>> Start EXERCISE DATA

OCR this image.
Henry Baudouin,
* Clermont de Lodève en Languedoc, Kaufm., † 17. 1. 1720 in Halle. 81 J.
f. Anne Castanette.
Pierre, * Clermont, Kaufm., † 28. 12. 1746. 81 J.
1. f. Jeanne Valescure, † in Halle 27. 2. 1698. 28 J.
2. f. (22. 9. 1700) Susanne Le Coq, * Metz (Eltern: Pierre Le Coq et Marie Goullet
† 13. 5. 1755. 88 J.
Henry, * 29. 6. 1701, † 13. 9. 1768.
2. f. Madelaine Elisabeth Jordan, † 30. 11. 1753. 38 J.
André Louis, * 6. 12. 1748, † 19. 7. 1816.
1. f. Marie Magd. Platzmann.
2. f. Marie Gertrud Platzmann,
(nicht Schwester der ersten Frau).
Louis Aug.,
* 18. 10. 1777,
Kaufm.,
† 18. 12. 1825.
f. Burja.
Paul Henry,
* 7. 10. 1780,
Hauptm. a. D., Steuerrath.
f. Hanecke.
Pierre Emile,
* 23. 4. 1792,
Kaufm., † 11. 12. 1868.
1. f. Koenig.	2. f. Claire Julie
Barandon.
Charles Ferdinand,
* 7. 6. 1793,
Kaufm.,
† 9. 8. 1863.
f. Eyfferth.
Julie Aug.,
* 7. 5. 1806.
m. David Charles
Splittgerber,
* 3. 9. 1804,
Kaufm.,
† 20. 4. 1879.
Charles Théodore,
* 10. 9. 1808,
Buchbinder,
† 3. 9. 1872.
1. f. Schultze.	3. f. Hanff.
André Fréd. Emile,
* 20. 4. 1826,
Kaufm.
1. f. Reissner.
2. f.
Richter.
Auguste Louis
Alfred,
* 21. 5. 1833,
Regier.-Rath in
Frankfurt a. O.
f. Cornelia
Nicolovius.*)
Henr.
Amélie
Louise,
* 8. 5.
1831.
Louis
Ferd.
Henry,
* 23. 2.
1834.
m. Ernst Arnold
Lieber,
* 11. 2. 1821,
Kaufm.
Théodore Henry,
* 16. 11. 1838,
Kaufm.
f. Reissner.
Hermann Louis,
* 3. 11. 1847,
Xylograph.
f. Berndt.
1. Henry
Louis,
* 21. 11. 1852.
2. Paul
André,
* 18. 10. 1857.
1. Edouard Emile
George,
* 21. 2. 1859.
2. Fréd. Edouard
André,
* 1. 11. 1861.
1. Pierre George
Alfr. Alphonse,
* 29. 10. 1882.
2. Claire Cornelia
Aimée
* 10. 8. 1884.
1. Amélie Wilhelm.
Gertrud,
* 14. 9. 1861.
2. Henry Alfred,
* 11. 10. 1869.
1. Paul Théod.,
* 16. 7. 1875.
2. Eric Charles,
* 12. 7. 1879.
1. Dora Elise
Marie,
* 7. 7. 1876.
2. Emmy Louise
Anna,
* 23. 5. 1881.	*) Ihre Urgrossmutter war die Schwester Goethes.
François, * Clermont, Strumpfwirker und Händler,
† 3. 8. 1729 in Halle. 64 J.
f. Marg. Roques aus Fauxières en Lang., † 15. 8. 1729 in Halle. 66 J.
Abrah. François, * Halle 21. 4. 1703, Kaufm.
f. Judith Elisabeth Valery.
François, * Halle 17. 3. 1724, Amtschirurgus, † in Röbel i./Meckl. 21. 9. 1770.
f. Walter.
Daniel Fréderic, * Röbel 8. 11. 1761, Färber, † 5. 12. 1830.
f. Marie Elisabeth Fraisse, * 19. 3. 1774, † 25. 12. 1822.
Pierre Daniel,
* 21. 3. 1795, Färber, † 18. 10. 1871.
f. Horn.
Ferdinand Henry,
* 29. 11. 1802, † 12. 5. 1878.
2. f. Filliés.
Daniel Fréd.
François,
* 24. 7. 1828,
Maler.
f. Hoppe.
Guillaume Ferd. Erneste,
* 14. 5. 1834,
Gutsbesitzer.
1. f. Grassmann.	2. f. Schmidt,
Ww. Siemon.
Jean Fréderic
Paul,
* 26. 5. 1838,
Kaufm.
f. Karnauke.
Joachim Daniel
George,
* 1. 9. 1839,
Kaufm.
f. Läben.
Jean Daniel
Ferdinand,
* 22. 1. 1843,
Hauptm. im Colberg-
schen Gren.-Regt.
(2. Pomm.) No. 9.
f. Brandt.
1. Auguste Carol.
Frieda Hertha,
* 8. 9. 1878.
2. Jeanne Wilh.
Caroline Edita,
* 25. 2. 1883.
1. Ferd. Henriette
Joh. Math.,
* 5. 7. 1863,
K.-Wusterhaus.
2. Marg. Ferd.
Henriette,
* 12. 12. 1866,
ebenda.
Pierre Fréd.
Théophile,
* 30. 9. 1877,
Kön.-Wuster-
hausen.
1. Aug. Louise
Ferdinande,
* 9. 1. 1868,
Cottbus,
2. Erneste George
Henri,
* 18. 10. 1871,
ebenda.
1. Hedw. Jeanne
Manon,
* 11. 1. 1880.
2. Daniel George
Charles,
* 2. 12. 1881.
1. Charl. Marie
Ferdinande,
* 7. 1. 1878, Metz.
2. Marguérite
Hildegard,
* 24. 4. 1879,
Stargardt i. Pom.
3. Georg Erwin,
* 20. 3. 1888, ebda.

>> End EXERCISE DATA

- **EXERCISE PROMPT**
Copy every line above that holds the word "Pierre".

- **EXERCISE RESULT**
Pierre, * Clermont, Kaufm., † 28. 12. 1746. 81 J.
2. f. (22. 9. 1700) Susanne Le Coq, * Metz (Eltern: Pierre Le Coq et Marie Goullet
Pierre Emile,
1. Pierre George
Pierre Daniel,
Pierre Fréd.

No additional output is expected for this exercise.